• Written instruction: Write out the material exactly, without any of its pictures.

• Records to process:

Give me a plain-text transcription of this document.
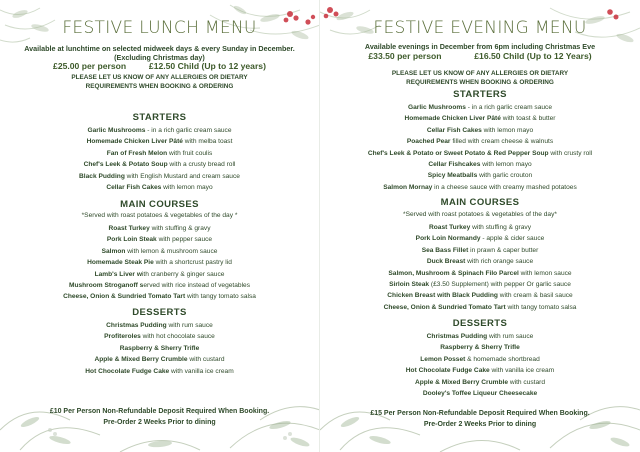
FESTIVE LUNCH MENU
Available at lunchtime on selected midweek days & every Sunday in December.
(Excluding Christmas day)
£25.00 per person	£12.50 Child (Up to 12 years)
PLEASE LET US KNOW OF ANY ALLERGIES OR DIETARY
REQUIREMENTS WHEN BOOKING & ORDERING
STARTERS
Garlic Mushrooms - in a rich garlic cream sauce
Homemade Chicken Liver Pâté with melba toast
Fan of Fresh Melon with fruit coulis
Chef's Leek & Potato Soup with a crusty bread roll
Black Pudding with English Mustard and cream sauce
Cellar Fish Cakes with lemon mayo
MAIN COURSES
*Served with roast potatoes & vegetables of the day *
Roast Turkey with stuffing & gravy
Pork Loin Steak with pepper sauce
Salmon with lemon & mushroom sauce
Homemade Steak Pie with a shortcrust pastry lid
Lamb's Liver with cranberry & ginger sauce
Mushroom Stroganoff served with rice instead of vegetables
Cheese, Onion & Sundried Tomato Tart with tangy tomato salsa
DESSERTS
Christmas Pudding with rum sauce
Profiteroles with hot chocolate sauce
Raspberry & Sherry Trifle
Apple & Mixed Berry Crumble with custard
Hot Chocolate Fudge Cake with vanilla ice cream
£10 Per Person Non-Refundable Deposit Required When Booking.
Pre-Order 2 Weeks Prior to dining
FESTIVE EVENING MENU
Available evenings in December from 6pm including Christmas Eve
£33.50 per person	£16.50 Child (Up to 12 Years)
PLEASE LET US KNOW OF ANY ALLERGIES OR DIETARY
REQUIREMENTS WHEN BOOKING & ORDERING
STARTERS
Garlic Mushrooms - in a rich garlic cream sauce
Homemade Chicken Liver Pâté with toast & butter
Cellar Fish Cakes with lemon mayo
Poached Pear filled with cream cheese & walnuts
Chef's Leek & Potato or Sweet Potato & Red Pepper Soup with crusty roll
Cellar Fishcakes with lemon mayo
Spicy Meatballs with garlic crouton
Salmon Mornay in a cheese sauce with creamy mashed potatoes
MAIN COURSES
*Served with roast potatoes & vegetables of the day*
Roast Turkey with stuffing & gravy
Pork Loin Normandy - apple & cider sauce
Sea Bass Fillet in prawn & caper butter
Duck Breast with rich orange sauce
Salmon, Mushroom & Spinach Filo Parcel with lemon sauce
Sirloin Steak (£3.50 Supplement) with pepper Or garlic sauce
Chicken Breast with Black Pudding with cream & basil sauce
Cheese, Onion & Sundried Tomato Tart with tangy tomato salsa
DESSERTS
Christmas Pudding with rum sauce
Raspberry & Sherry Trifle
Lemon Posset & homemade shortbread
Hot Chocolate Fudge Cake with vanilla ice cream
Apple & Mixed Berry Crumble with custard
Dooley's Toffee Liqueur Cheesecake
£15 Per Person Non-Refundable Deposit Required When Booking.
Pre-Order 2 Weeks Prior to dining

• Response to the exercise:
Give me a plain-text transcription of this document.
FESTIVE LUNCH MENU
Available at lunchtime on selected midweek days & every Sunday in December.
(Excluding Christmas day)
£25.00 per person	£12.50 Child (Up to 12 years)
PLEASE LET US KNOW OF ANY ALLERGIES OR DIETARY
REQUIREMENTS WHEN BOOKING & ORDERING
STARTERS
Garlic Mushrooms - in a rich garlic cream sauce
Homemade Chicken Liver Pâté with melba toast
Fan of Fresh Melon with fruit coulis
Chef's Leek & Potato Soup with a crusty bread roll
Black Pudding with English Mustard and cream sauce
Cellar Fish Cakes with lemon mayo
MAIN COURSES
*Served with roast potatoes & vegetables of the day *
Roast Turkey with stuffing & gravy
Pork Loin Steak with pepper sauce
Salmon with lemon & mushroom sauce
Homemade Steak Pie with a shortcrust pastry lid
Lamb's Liver with cranberry & ginger sauce
Mushroom Stroganoff served with rice instead of vegetables
Cheese, Onion & Sundried Tomato Tart with tangy tomato salsa
DESSERTS
Christmas Pudding with rum sauce
Profiteroles with hot chocolate sauce
Raspberry & Sherry Trifle
Apple & Mixed Berry Crumble with custard
Hot Chocolate Fudge Cake with vanilla ice cream
£10 Per Person Non-Refundable Deposit Required When Booking.
Pre-Order 2 Weeks Prior to dining
FESTIVE EVENING MENU
Available evenings in December from 6pm including Christmas Eve
£33.50 per person	£16.50 Child (Up to 12 Years)
PLEASE LET US KNOW OF ANY ALLERGIES OR DIETARY
REQUIREMENTS WHEN BOOKING & ORDERING
STARTERS
Garlic Mushrooms - in a rich garlic cream sauce
Homemade Chicken Liver Pâté with toast & butter
Cellar Fish Cakes with lemon mayo
Poached Pear filled with cream cheese & walnuts
Chef's Leek & Potato or Sweet Potato & Red Pepper Soup with crusty roll
Cellar Fishcakes with lemon mayo
Spicy Meatballs with garlic crouton
Salmon Mornay in a cheese sauce with creamy mashed potatoes
MAIN COURSES
*Served with roast potatoes & vegetables of the day*
Roast Turkey with stuffing & gravy
Pork Loin Normandy - apple & cider sauce
Sea Bass Fillet in prawn & caper butter
Duck Breast with rich orange sauce
Salmon, Mushroom & Spinach Filo Parcel with lemon sauce
Sirloin Steak (£3.50 Supplement) with pepper Or garlic sauce
Chicken Breast with Black Pudding with cream & basil sauce
Cheese, Onion & Sundried Tomato Tart with tangy tomato salsa
DESSERTS
Christmas Pudding with rum sauce
Raspberry & Sherry Trifle
Lemon Posset & homemade shortbread
Hot Chocolate Fudge Cake with vanilla ice cream
Apple & Mixed Berry Crumble with custard
Dooley's Toffee Liqueur Cheesecake
£15 Per Person Non-Refundable Deposit Required When Booking.
Pre-Order 2 Weeks Prior to dining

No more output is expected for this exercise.